**Record extracts:**
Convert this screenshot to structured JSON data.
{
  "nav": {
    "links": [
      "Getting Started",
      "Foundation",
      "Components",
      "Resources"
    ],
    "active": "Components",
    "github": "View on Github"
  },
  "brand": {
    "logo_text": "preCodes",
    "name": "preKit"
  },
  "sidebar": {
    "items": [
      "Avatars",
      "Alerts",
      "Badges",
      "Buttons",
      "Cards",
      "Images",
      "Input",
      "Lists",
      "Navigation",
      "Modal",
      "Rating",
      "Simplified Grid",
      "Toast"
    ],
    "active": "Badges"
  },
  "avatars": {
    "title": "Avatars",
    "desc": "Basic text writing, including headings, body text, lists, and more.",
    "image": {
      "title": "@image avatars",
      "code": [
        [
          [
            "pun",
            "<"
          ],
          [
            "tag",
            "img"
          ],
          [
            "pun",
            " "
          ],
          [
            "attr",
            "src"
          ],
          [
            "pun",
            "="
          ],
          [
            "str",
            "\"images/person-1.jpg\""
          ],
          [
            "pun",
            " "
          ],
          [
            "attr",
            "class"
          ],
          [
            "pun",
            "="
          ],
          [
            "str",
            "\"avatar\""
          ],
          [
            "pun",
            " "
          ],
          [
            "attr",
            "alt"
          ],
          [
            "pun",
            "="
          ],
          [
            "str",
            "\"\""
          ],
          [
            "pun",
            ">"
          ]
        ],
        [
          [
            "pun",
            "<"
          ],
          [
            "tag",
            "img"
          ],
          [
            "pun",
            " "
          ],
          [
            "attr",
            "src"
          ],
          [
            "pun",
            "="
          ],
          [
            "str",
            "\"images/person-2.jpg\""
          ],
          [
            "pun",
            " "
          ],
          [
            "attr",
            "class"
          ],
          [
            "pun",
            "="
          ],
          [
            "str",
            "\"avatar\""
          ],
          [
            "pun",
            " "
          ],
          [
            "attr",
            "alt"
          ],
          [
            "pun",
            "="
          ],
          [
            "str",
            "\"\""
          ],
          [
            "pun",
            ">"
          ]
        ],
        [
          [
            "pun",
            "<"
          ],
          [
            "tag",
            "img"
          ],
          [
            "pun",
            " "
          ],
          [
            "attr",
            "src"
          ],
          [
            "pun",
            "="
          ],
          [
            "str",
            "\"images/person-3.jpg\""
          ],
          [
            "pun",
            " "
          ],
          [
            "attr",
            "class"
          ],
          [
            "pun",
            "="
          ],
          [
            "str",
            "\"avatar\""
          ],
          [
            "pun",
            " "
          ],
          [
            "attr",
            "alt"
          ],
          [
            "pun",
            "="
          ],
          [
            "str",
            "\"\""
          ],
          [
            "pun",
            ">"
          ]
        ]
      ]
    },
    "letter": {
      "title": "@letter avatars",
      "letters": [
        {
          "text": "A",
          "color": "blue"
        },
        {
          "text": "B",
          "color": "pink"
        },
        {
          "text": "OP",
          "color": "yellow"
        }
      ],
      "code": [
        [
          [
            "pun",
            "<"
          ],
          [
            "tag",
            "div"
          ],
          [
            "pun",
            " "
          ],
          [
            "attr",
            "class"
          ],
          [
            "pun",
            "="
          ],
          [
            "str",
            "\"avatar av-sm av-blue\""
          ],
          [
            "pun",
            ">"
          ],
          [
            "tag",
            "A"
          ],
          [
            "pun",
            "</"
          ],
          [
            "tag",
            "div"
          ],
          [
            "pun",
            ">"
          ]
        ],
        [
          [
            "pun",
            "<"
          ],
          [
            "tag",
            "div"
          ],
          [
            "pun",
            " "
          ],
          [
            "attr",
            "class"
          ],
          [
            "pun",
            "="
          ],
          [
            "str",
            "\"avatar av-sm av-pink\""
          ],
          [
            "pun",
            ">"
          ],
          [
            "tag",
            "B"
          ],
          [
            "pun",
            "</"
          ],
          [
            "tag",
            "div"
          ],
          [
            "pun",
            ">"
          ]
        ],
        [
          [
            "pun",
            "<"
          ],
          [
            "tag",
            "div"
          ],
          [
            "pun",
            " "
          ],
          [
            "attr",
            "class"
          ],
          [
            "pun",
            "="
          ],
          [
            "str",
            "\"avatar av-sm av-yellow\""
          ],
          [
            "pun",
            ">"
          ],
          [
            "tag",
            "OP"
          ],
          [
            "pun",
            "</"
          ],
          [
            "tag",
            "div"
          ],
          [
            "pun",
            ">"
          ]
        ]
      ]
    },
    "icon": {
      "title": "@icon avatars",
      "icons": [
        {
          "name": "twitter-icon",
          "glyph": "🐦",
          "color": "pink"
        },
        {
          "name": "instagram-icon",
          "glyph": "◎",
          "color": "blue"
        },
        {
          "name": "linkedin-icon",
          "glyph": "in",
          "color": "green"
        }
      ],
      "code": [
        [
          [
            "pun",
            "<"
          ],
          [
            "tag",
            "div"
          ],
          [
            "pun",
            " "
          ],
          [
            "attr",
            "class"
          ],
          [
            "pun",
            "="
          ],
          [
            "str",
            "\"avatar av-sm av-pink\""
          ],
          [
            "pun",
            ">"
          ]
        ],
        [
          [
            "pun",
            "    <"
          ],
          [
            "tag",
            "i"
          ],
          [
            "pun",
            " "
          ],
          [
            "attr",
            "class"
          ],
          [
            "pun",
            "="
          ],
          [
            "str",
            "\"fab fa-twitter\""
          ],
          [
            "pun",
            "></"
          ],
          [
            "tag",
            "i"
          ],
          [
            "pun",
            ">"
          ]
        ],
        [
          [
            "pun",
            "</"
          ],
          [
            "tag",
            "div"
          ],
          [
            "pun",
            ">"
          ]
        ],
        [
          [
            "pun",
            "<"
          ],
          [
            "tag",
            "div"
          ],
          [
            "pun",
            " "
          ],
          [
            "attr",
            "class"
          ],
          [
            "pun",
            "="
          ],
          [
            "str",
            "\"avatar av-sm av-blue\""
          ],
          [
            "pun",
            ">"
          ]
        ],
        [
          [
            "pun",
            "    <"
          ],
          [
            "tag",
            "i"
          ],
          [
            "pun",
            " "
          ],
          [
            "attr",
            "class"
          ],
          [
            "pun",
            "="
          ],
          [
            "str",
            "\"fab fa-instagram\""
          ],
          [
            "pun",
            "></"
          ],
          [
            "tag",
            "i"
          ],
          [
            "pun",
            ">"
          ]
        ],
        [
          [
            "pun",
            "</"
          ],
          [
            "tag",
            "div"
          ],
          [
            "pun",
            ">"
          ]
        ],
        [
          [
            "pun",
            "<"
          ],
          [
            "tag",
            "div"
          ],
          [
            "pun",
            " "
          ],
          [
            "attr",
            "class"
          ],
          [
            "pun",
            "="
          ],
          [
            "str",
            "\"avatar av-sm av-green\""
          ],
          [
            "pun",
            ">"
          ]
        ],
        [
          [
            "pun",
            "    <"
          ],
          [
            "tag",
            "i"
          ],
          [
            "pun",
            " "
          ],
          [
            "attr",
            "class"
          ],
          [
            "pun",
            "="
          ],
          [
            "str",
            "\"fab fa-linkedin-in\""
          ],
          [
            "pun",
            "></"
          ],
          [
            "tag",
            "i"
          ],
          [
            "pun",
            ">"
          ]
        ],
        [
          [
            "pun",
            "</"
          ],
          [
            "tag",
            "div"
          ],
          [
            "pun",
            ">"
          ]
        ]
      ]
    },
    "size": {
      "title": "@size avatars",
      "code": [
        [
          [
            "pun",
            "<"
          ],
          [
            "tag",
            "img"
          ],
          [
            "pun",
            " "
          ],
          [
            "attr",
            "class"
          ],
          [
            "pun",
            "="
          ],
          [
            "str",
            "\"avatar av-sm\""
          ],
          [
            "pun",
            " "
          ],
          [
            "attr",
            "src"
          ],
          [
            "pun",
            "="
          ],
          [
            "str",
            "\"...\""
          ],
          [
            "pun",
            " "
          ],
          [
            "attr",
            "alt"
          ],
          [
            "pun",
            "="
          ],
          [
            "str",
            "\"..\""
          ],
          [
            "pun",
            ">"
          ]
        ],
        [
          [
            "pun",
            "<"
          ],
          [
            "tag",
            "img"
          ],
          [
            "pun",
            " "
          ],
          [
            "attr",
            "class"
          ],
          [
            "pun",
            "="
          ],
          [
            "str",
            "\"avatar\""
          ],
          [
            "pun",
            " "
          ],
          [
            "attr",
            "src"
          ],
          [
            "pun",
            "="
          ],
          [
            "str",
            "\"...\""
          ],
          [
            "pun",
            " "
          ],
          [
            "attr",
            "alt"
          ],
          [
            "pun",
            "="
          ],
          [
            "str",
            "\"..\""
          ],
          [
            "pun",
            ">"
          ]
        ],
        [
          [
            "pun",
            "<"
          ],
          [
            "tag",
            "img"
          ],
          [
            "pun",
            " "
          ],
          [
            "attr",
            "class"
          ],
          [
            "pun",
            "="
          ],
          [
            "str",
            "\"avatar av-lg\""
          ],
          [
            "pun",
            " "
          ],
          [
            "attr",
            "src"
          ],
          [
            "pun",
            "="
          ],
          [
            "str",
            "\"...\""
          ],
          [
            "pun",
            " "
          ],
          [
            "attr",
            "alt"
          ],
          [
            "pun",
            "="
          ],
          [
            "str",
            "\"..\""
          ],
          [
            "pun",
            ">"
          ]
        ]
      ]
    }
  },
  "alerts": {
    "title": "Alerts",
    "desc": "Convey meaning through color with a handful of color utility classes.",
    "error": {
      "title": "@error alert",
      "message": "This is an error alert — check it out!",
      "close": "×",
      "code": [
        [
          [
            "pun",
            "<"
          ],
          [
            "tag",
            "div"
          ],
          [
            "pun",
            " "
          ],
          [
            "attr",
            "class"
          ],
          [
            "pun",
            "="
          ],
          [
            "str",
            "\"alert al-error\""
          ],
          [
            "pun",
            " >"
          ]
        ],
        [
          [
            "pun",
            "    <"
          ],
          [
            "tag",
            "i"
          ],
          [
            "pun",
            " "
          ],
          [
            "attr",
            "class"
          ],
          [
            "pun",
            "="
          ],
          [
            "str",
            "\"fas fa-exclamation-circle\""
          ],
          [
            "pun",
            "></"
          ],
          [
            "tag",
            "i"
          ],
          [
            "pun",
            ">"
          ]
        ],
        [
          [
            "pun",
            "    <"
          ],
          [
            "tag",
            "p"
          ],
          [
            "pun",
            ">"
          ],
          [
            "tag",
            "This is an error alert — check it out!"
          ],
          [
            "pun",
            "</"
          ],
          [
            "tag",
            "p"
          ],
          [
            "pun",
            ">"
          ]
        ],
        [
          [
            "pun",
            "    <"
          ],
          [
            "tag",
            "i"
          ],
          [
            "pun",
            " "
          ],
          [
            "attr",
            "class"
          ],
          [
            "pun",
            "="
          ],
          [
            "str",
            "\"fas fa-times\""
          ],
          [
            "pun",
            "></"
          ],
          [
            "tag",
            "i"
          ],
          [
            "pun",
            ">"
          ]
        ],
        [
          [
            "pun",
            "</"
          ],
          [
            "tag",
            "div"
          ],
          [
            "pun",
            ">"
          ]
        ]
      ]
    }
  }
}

**Stated problem:**
Among the records above, how many lines carry the string "linkedin"? Reply with the number alone.

**Answer to the exercise:**
2